- WORK REQUIRED
Output the full listing word for word.

- PROVIDED DATA
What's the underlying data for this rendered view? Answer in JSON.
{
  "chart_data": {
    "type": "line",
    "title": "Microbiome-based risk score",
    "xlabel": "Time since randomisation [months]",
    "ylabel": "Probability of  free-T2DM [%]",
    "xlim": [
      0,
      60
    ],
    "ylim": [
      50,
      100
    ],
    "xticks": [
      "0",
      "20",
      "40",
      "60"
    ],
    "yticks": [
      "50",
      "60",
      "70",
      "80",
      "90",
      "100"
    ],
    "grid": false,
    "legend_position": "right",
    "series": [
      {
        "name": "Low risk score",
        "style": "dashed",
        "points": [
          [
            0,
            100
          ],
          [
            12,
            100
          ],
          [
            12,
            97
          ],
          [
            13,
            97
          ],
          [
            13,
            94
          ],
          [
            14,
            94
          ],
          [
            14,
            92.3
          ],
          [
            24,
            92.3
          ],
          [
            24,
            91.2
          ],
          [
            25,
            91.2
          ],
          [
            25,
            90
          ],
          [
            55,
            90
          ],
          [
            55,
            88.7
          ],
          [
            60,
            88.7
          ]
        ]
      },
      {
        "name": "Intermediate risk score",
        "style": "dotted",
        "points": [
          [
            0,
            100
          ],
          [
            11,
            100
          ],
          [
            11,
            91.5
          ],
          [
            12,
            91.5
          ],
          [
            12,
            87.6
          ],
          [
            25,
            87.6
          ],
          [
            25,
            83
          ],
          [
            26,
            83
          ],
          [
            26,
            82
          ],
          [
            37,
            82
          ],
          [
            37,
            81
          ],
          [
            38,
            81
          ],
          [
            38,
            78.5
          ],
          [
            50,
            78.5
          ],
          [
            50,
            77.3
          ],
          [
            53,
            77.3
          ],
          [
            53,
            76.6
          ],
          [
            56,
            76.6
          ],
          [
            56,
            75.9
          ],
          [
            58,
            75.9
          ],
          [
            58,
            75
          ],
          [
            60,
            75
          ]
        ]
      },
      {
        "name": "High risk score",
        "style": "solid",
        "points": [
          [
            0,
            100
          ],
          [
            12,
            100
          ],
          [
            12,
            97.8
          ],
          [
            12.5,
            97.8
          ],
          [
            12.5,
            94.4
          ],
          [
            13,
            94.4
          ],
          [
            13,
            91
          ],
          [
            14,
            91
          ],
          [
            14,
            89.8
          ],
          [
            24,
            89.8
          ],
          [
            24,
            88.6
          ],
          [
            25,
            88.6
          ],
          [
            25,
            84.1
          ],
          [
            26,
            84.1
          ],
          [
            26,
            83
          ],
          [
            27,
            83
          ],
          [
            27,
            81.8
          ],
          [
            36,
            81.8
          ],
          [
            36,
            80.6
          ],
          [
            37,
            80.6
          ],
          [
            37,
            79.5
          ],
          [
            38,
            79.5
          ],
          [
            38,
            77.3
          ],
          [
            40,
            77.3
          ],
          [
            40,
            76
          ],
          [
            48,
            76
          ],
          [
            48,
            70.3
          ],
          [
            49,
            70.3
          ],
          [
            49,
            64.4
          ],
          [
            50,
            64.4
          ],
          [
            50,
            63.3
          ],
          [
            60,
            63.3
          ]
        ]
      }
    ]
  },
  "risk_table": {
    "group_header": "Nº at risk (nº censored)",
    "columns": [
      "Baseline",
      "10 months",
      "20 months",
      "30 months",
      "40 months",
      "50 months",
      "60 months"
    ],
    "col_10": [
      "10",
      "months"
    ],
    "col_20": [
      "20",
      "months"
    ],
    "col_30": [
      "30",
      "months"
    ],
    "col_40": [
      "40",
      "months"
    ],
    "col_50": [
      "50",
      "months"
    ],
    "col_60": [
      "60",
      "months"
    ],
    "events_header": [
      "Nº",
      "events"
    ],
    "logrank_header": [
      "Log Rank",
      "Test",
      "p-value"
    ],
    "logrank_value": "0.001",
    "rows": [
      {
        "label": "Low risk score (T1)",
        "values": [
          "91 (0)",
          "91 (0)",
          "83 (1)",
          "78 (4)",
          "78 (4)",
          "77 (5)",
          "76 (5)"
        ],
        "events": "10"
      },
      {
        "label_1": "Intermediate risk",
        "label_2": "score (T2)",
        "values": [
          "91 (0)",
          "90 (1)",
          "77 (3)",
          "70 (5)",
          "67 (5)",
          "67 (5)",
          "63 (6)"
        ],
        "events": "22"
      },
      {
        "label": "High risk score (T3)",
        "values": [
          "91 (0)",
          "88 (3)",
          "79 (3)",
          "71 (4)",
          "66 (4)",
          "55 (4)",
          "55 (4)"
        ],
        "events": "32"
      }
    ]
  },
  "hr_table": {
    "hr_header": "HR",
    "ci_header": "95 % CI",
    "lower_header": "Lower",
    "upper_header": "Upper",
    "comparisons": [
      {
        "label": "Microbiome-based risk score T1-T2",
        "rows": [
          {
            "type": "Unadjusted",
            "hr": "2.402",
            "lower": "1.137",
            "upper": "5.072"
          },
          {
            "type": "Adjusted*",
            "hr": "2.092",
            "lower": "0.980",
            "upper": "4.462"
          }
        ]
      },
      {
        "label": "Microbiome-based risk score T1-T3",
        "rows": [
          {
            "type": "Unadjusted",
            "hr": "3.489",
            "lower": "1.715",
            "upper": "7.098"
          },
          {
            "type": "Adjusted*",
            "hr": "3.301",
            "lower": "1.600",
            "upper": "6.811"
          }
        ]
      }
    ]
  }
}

- WORKED ANSWER
What's the underlying data for this rendered view? Answer in JSON.
{
  "chart_data": {
    "type": "line",
    "title": "Microbiome-based risk score",
    "xlabel": "Time since randomisation [months]",
    "ylabel": "Probability of  free-T2DM [%]",
    "xlim": [
      0,
      60
    ],
    "ylim": [
      50,
      100
    ],
    "xticks": [
      "0",
      "20",
      "40",
      "60"
    ],
    "yticks": [
      "50",
      "60",
      "70",
      "80",
      "90",
      "100"
    ],
    "grid": false,
    "legend_position": "right",
    "series": [
      {
        "name": "Low risk score",
        "style": "dashed",
        "points": [
          [
            0,
            100
          ],
          [
            12,
            100
          ],
          [
            12,
            97
          ],
          [
            13,
            97
          ],
          [
            13,
            94
          ],
          [
            14,
            94
          ],
          [
            14,
            92.3
          ],
          [
            24,
            92.3
          ],
          [
            24,
            91.2
          ],
          [
            25,
            91.2
          ],
          [
            25,
            90
          ],
          [
            55,
            90
          ],
          [
            55,
            88.7
          ],
          [
            60,
            88.7
          ]
        ]
      },
      {
        "name": "Intermediate risk score",
        "style": "dotted",
        "points": [
          [
            0,
            100
          ],
          [
            11,
            100
          ],
          [
            11,
            91.5
          ],
          [
            12,
            91.5
          ],
          [
            12,
            87.6
          ],
          [
            25,
            87.6
          ],
          [
            25,
            83
          ],
          [
            26,
            83
          ],
          [
            26,
            82
          ],
          [
            37,
            82
          ],
          [
            37,
            81
          ],
          [
            38,
            81
          ],
          [
            38,
            78.5
          ],
          [
            50,
            78.5
          ],
          [
            50,
            77.3
          ],
          [
            53,
            77.3
          ],
          [
            53,
            76.6
          ],
          [
            56,
            76.6
          ],
          [
            56,
            75.9
          ],
          [
            58,
            75.9
          ],
          [
            58,
            75
          ],
          [
            60,
            75
          ]
        ]
      },
      {
        "name": "High risk score",
        "style": "solid",
        "points": [
          [
            0,
            100
          ],
          [
            12,
            100
          ],
          [
            12,
            97.8
          ],
          [
            12.5,
            97.8
          ],
          [
            12.5,
            94.4
          ],
          [
            13,
            94.4
          ],
          [
            13,
            91
          ],
          [
            14,
            91
          ],
          [
            14,
            89.8
          ],
          [
            24,
            89.8
          ],
          [
            24,
            88.6
          ],
          [
            25,
            88.6
          ],
          [
            25,
            84.1
          ],
          [
            26,
            84.1
          ],
          [
            26,
            83
          ],
          [
            27,
            83
          ],
          [
            27,
            81.8
          ],
          [
            36,
            81.8
          ],
          [
            36,
            80.6
          ],
          [
            37,
            80.6
          ],
          [
            37,
            79.5
          ],
          [
            38,
            79.5
          ],
          [
            38,
            77.3
          ],
          [
            40,
            77.3
          ],
          [
            40,
            76
          ],
          [
            48,
            76
          ],
          [
            48,
            70.3
          ],
          [
            49,
            70.3
          ],
          [
            49,
            64.4
          ],
          [
            50,
            64.4
          ],
          [
            50,
            63.3
          ],
          [
            60,
            63.3
          ]
        ]
      }
    ]
  },
  "risk_table": {
    "group_header": "Nº at risk (nº censored)",
    "columns": [
      "Baseline",
      "10 months",
      "20 months",
      "30 months",
      "40 months",
      "50 months",
      "60 months"
    ],
    "col_10": [
      "10",
      "months"
    ],
    "col_20": [
      "20",
      "months"
    ],
    "col_30": [
      "30",
      "months"
    ],
    "col_40": [
      "40",
      "months"
    ],
    "col_50": [
      "50",
      "months"
    ],
    "col_60": [
      "60",
      "months"
    ],
    "events_header": [
      "Nº",
      "events"
    ],
    "logrank_header": [
      "Log Rank",
      "Test",
      "p-value"
    ],
    "logrank_value": "0.001",
    "rows": [
      {
        "label": "Low risk score (T1)",
        "values": [
          "91 (0)",
          "91 (0)",
          "83 (1)",
          "78 (4)",
          "78 (4)",
          "77 (5)",
          "76 (5)"
        ],
        "events": "10"
      },
      {
        "label_1": "Intermediate risk",
        "label_2": "score (T2)",
        "values": [
          "91 (0)",
          "90 (1)",
          "77 (3)",
          "70 (5)",
          "67 (5)",
          "67 (5)",
          "63 (6)"
        ],
        "events": "22"
      },
      {
        "label": "High risk score (T3)",
        "values": [
          "91 (0)",
          "88 (3)",
          "79 (3)",
          "71 (4)",
          "66 (4)",
          "55 (4)",
          "55 (4)"
        ],
        "events": "32"
      }
    ]
  },
  "hr_table": {
    "hr_header": "HR",
    "ci_header": "95 % CI",
    "lower_header": "Lower",
    "upper_header": "Upper",
    "comparisons": [
      {
        "label": "Microbiome-based risk score T1-T2",
        "rows": [
          {
            "type": "Unadjusted",
            "hr": "2.402",
            "lower": "1.137",
            "upper": "5.072"
          },
          {
            "type": "Adjusted*",
            "hr": "2.092",
            "lower": "0.980",
            "upper": "4.462"
          }
        ]
      },
      {
        "label": "Microbiome-based risk score T1-T3",
        "rows": [
          {
            "type": "Unadjusted",
            "hr": "3.489",
            "lower": "1.715",
            "upper": "7.098"
          },
          {
            "type": "Adjusted*",
            "hr": "3.301",
            "lower": "1.600",
            "upper": "6.811"
          }
        ]
      }
    ]
  }
}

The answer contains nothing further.